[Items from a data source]

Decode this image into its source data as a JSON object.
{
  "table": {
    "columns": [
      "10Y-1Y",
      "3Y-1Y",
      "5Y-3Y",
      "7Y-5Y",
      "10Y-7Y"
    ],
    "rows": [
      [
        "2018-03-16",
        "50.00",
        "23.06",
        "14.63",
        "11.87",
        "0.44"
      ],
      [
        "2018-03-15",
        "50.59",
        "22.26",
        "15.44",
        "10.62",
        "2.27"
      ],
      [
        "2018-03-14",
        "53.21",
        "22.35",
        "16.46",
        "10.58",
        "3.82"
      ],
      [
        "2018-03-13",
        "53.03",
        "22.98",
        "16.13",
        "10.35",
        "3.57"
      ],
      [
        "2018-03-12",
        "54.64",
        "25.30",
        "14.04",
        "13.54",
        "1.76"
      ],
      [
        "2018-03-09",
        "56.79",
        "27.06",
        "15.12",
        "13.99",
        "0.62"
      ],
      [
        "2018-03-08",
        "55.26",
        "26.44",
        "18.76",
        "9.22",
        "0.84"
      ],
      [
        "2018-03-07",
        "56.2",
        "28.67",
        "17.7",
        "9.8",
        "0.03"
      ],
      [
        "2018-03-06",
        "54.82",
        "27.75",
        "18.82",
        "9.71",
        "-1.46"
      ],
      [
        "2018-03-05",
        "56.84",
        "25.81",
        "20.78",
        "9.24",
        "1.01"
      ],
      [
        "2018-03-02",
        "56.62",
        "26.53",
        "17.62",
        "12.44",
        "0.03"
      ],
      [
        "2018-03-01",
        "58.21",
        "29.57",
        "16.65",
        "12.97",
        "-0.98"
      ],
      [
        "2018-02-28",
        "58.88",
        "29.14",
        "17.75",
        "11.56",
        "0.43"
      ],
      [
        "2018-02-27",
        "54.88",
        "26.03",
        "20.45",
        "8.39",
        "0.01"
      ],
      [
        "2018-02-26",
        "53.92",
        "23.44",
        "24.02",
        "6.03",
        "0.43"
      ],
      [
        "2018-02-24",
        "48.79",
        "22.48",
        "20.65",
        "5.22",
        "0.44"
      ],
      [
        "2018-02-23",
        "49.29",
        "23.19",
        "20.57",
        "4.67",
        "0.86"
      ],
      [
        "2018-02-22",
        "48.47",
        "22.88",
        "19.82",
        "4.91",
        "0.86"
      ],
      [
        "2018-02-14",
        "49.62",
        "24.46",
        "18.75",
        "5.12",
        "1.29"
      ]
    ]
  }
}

## Exercise instructions
Using the listing above, reproduce each line without omission.

## Task response
Decode this image into its source data as a JSON object.
{
  "table": {
    "columns": [
      "10Y-1Y",
      "3Y-1Y",
      "5Y-3Y",
      "7Y-5Y",
      "10Y-7Y"
    ],
    "rows": [
      [
        "2018-03-16",
        "50.00",
        "23.06",
        "14.63",
        "11.87",
        "0.44"
      ],
      [
        "2018-03-15",
        "50.59",
        "22.26",
        "15.44",
        "10.62",
        "2.27"
      ],
      [
        "2018-03-14",
        "53.21",
        "22.35",
        "16.46",
        "10.58",
        "3.82"
      ],
      [
        "2018-03-13",
        "53.03",
        "22.98",
        "16.13",
        "10.35",
        "3.57"
      ],
      [
        "2018-03-12",
        "54.64",
        "25.30",
        "14.04",
        "13.54",
        "1.76"
      ],
      [
        "2018-03-09",
        "56.79",
        "27.06",
        "15.12",
        "13.99",
        "0.62"
      ],
      [
        "2018-03-08",
        "55.26",
        "26.44",
        "18.76",
        "9.22",
        "0.84"
      ],
      [
        "2018-03-07",
        "56.2",
        "28.67",
        "17.7",
        "9.8",
        "0.03"
      ],
      [
        "2018-03-06",
        "54.82",
        "27.75",
        "18.82",
        "9.71",
        "-1.46"
      ],
      [
        "2018-03-05",
        "56.84",
        "25.81",
        "20.78",
        "9.24",
        "1.01"
      ],
      [
        "2018-03-02",
        "56.62",
        "26.53",
        "17.62",
        "12.44",
        "0.03"
      ],
      [
        "2018-03-01",
        "58.21",
        "29.57",
        "16.65",
        "12.97",
        "-0.98"
      ],
      [
        "2018-02-28",
        "58.88",
        "29.14",
        "17.75",
        "11.56",
        "0.43"
      ],
      [
        "2018-02-27",
        "54.88",
        "26.03",
        "20.45",
        "8.39",
        "0.01"
      ],
      [
        "2018-02-26",
        "53.92",
        "23.44",
        "24.02",
        "6.03",
        "0.43"
      ],
      [
        "2018-02-24",
        "48.79",
        "22.48",
        "20.65",
        "5.22",
        "0.44"
      ],
      [
        "2018-02-23",
        "49.29",
        "23.19",
        "20.57",
        "4.67",
        "0.86"
      ],
      [
        "2018-02-22",
        "48.47",
        "22.88",
        "19.82",
        "4.91",
        "0.86"
      ],
      [
        "2018-02-14",
        "49.62",
        "24.46",
        "18.75",
        "5.12",
        "1.29"
      ]
    ]
  }
}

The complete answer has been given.